Segment Start: Excerpted text
David Hilferty on the inevitable winter fuel crisis
“It’s starting to really pick up now.” A colleague from our Extra Help Unit said to me the other day as temperatures start to drop and the nights start to get darker.
The Extra Help Unit is our Glasgow-based team of expert caseworkers who support people in the most vulnerable circumstances with their energy needs.
That means when you’re off supply, they get your heating back on. When the meter runs out, they keep your lights on.
And while it’s never quiet for them, winter inevitably means things get really busy.
That’s the context in which Ofgem recently unveiled its long-awaited plans to write off up to £500 million worth of energy debt across the UK.
Framed as a ‘reform and reset’, for us it fails on both measures.
To reset requires a comprehensive and far-reaching approach. With energy debt at an eye-watering £4.4 billion, the level of relief outlined is but a flicker in the dark.
Moreover, conditions are tight and the timeline is narrow – the write-off is restricted to debt accrued between April 2022 and March 2024.
The average energy debt we see in Scottish CABs is over £2,500 – it didn’t suddenly stop increasing after that period. Because as we have attested so many times in these pages, the energy crisis isn’t over. Nor is the cost of living crisis.
And to truly reform the broken energy market, systemic and wholesale change is required in the shape of action such as a social tariff that makes energy bills affordable in the long-term.
We see first-hand what it means when the energy market fails to function in a way that serves people on low incomes or vulnerable circumstances.
A CAB adviser recently shared the experience of a father who came for help because he had no money to heat his home or buy food. A medical condition meant that he’d had to stop working. In that moment where he needed some support, he had to wait over a month for his first Universal Credit payment – another example of systemic failure. His daughter lives with him at weekends and he fears that he can’t care for her properly without emergency support from a food bank and fuel bank.
Pause on that for a moment. That’s about warmth, light and hot food on the table – the essentials all of us should have. To go without these would prevent a dad spending time with his daughter. That should shame us all. Again, the Ofgem proposal on energy debt will do little to ease situations like this one.
Especially when it won’t even happen that soon. As currently proposed, the relief scheme will take effect from April 2026 at the earliest.
This time last year, I was writing in this column that we can’t go through another winter without a debt write-off scheme and an affordable social tariff. And yet, here we are about to do just that.
For us, that amounts to the toleration of harm.
Government and regulators know what’s coming down the line, and yet again we’re not ready for it.
This is as avoidable as it is inexcusable. It’s long past time for government and regulators to step up.
David Hilferty is director of impact at Citizens Advice Scotland.
Segment End: Excerpted text
### [Task details]
Rewrite the passage of the column on energy debt starting at "This time last" and ending at "toleration of harm.", putting "debt relief scheme" in place of "debt write-off scheme". The items come from a separate source unrelated to the column.
Segment Start: Raw data
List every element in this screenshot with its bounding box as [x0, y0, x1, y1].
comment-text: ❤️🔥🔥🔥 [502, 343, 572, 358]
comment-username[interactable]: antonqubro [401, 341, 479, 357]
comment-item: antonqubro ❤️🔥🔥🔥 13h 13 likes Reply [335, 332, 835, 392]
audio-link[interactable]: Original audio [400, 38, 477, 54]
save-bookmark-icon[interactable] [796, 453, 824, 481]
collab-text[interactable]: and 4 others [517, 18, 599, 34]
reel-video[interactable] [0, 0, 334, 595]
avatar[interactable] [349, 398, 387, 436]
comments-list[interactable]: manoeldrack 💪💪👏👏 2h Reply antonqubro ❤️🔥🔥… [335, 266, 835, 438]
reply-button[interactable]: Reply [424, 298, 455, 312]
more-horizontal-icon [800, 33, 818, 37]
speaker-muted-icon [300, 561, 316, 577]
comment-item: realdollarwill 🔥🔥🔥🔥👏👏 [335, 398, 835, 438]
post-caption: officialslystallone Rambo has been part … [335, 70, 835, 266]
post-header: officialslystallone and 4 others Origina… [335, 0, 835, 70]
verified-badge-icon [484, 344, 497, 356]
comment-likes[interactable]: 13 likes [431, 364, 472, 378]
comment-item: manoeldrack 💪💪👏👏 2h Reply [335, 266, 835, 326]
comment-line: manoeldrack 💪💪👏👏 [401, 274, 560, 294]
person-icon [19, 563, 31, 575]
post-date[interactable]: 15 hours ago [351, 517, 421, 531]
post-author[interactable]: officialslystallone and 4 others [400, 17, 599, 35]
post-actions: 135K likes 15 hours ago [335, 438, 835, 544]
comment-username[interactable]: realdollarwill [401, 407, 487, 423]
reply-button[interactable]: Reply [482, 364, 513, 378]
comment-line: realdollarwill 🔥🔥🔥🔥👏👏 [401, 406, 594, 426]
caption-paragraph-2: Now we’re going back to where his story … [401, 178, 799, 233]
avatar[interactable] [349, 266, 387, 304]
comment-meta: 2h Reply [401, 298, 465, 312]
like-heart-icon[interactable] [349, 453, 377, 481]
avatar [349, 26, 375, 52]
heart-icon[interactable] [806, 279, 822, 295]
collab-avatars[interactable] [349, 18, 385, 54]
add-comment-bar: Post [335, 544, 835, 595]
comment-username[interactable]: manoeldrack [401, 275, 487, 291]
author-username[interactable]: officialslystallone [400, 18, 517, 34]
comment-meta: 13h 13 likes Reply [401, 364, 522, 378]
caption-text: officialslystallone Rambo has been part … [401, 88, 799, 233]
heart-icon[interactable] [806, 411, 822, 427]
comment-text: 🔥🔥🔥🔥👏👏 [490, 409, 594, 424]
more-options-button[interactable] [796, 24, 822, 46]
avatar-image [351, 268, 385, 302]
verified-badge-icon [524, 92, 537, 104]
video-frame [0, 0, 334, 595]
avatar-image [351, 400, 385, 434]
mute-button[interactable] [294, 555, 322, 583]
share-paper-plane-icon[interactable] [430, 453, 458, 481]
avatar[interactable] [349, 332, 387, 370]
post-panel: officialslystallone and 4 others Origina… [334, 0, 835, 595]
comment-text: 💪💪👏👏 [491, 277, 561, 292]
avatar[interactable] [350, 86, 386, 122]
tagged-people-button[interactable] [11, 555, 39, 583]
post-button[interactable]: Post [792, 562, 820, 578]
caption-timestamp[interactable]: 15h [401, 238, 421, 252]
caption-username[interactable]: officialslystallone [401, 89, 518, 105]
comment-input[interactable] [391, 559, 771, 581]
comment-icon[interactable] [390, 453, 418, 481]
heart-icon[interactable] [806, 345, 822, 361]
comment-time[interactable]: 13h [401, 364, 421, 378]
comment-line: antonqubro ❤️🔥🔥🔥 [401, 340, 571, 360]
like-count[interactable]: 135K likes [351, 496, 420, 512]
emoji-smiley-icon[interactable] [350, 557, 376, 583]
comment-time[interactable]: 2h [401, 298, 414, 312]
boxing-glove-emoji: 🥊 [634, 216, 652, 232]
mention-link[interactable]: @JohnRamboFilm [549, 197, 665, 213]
Segment End: Raw data
### [Finished exercise]
This time last year, I was writing in this column that we can’t go through another winter without a debt relief scheme and an affordable social tariff. And yet, here we are about to do just that.
For us, that amounts to the toleration of harm.